[start Record excerpts]

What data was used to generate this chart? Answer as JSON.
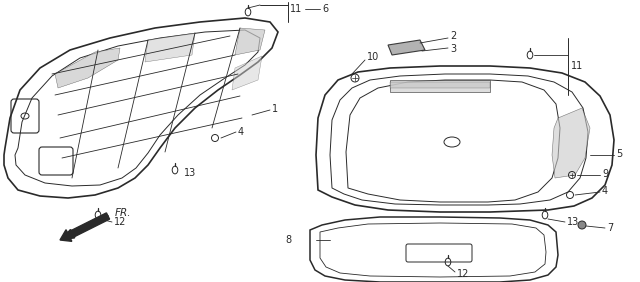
{
  "bg_color": "#ffffff",
  "line_color": "#2a2a2a",
  "fig_width": 6.4,
  "fig_height": 2.82,
  "dpi": 100
}
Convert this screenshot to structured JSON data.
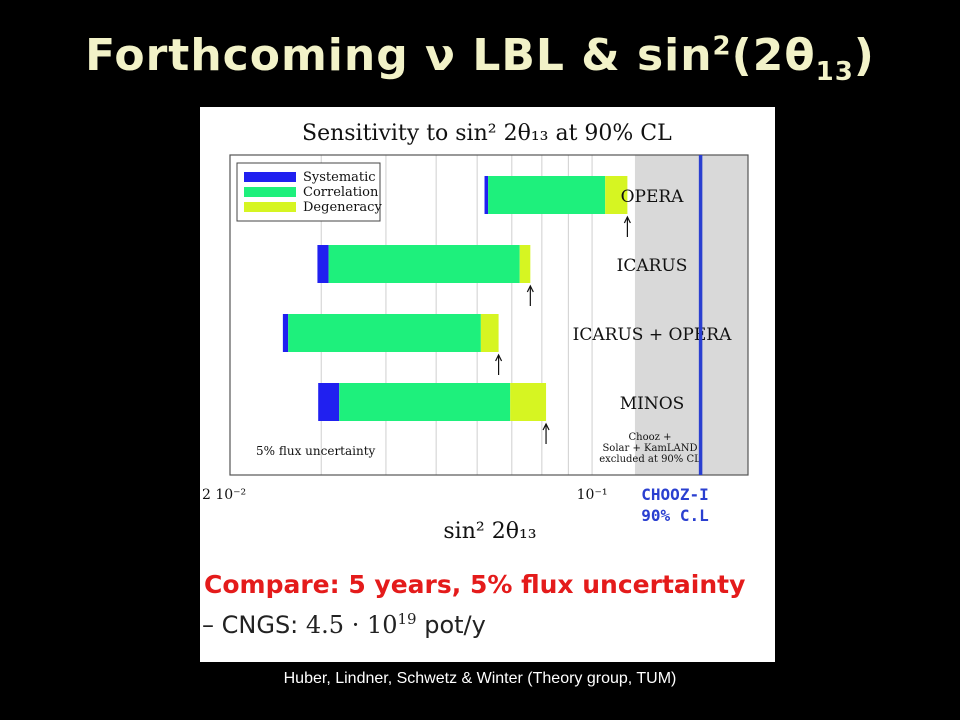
{
  "slide": {
    "title_prefix": "Forthcoming ",
    "title_nu": "ν",
    "title_mid": " LBL & sin",
    "title_sup": "2",
    "title_open": "(2",
    "title_theta": "θ",
    "title_sub": "13",
    "title_close": ")",
    "footer": "Huber, Lindner, Schwetz & Winter (Theory group, TUM)"
  },
  "annotation": {
    "compare": "Compare: 5 years, 5% flux uncertainty",
    "cngs_dash": "– ",
    "cngs_label": "CNGS: ",
    "cngs_value": "4.5 · 10",
    "cngs_exp": "19",
    "cngs_unit": " pot/y"
  },
  "chart_data": {
    "type": "bar",
    "orientation": "horizontal-floating-stacked",
    "title": "Sensitivity to sin² 2θ₁₃ at 90% CL",
    "xlabel": "sin² 2θ₁₃",
    "x_scale": "log",
    "xlim": [
      0.02,
      0.2
    ],
    "x_ticks": [
      {
        "value": 0.02,
        "label": "2 10⁻²"
      },
      {
        "value": 0.1,
        "label": "10⁻¹"
      }
    ],
    "legend": [
      "Systematic",
      "Correlation",
      "Degeneracy"
    ],
    "legend_position": "top-left",
    "colors": {
      "Systematic": "#2020f0",
      "Correlation": "#1ef07c",
      "Degeneracy": "#d6f522",
      "excluded": "#d9d9d9",
      "chooz_line": "#2a3fd0"
    },
    "experiments": [
      {
        "name": "OPERA",
        "systematic": [
          0.062,
          0.063
        ],
        "correlation": [
          0.063,
          0.106
        ],
        "degeneracy": [
          0.106,
          0.117
        ],
        "arrow": 0.117
      },
      {
        "name": "ICARUS",
        "systematic": [
          0.0295,
          0.031
        ],
        "correlation": [
          0.031,
          0.0725
        ],
        "degeneracy": [
          0.0725,
          0.076
        ],
        "arrow": 0.076
      },
      {
        "name": "ICARUS + OPERA",
        "systematic": [
          0.0253,
          0.0259
        ],
        "correlation": [
          0.0259,
          0.061
        ],
        "degeneracy": [
          0.061,
          0.066
        ],
        "arrow": 0.066
      },
      {
        "name": "MINOS",
        "systematic": [
          0.0296,
          0.0325
        ],
        "correlation": [
          0.0325,
          0.0695
        ],
        "degeneracy": [
          0.0695,
          0.0815
        ],
        "arrow": 0.0815
      }
    ],
    "excluded_region": {
      "from": 0.121,
      "label_lines": [
        "Chooz +",
        "Solar + KamLAND",
        "excluded at 90% CL"
      ]
    },
    "flux_note": "5% flux uncertainty",
    "chooz_limit": {
      "value": 0.162,
      "label_lines": [
        "CHOOZ-I",
        "90% C.L"
      ]
    }
  }
}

[end Record excerpts]

- What is required: In your copy of the records, include no pictures; repeat everything else exactly.

- Answer for the task:
What data was used to generate this chart? Answer as JSON.
{
  "bg_color": "#ffffff",
  "line_color": "#2a2a2a",
  "fig_width": 6.4,
  "fig_height": 2.82,
  "dpi": 100
}
Convert this screenshot to structured JSON data.
{
  "slide": {
    "title_prefix": "Forthcoming ",
    "title_nu": "ν",
    "title_mid": " LBL & sin",
    "title_sup": "2",
    "title_open": "(2",
    "title_theta": "θ",
    "title_sub": "13",
    "title_close": ")",
    "footer": "Huber, Lindner, Schwetz & Winter (Theory group, TUM)"
  },
  "annotation": {
    "compare": "Compare: 5 years, 5% flux uncertainty",
    "cngs_dash": "– ",
    "cngs_label": "CNGS: ",
    "cngs_value": "4.5 · 10",
    "cngs_exp": "19",
    "cngs_unit": " pot/y"
  },
  "chart_data": {
    "type": "bar",
    "orientation": "horizontal-floating-stacked",
    "title": "Sensitivity to sin² 2θ₁₃ at 90% CL",
    "xlabel": "sin² 2θ₁₃",
    "x_scale": "log",
    "xlim": [
      0.02,
      0.2
    ],
    "x_ticks": [
      {
        "value": 0.02,
        "label": "2 10⁻²"
      },
      {
        "value": 0.1,
        "label": "10⁻¹"
      }
    ],
    "legend": [
      "Systematic",
      "Correlation",
      "Degeneracy"
    ],
    "legend_position": "top-left",
    "colors": {
      "Systematic": "#2020f0",
      "Correlation": "#1ef07c",
      "Degeneracy": "#d6f522",
      "excluded": "#d9d9d9",
      "chooz_line": "#2a3fd0"
    },
    "experiments": [
      {
        "name": "OPERA",
        "systematic": [
          0.062,
          0.063
        ],
        "correlation": [
          0.063,
          0.106
        ],
        "degeneracy": [
          0.106,
          0.117
        ],
        "arrow": 0.117
      },
      {
        "name": "ICARUS",
        "systematic": [
          0.0295,
          0.031
        ],
        "correlation": [
          0.031,
          0.0725
        ],
        "degeneracy": [
          0.0725,
          0.076
        ],
        "arrow": 0.076
      },
      {
        "name": "ICARUS + OPERA",
        "systematic": [
          0.0253,
          0.0259
        ],
        "correlation": [
          0.0259,
          0.061
        ],
        "degeneracy": [
          0.061,
          0.066
        ],
        "arrow": 0.066
      },
      {
        "name": "MINOS",
        "systematic": [
          0.0296,
          0.0325
        ],
        "correlation": [
          0.0325,
          0.0695
        ],
        "degeneracy": [
          0.0695,
          0.0815
        ],
        "arrow": 0.0815
      }
    ],
    "excluded_region": {
      "from": 0.121,
      "label_lines": [
        "Chooz +",
        "Solar + KamLAND",
        "excluded at 90% CL"
      ]
    },
    "flux_note": "5% flux uncertainty",
    "chooz_limit": {
      "value": 0.162,
      "label_lines": [
        "CHOOZ-I",
        "90% C.L"
      ]
    }
  }
}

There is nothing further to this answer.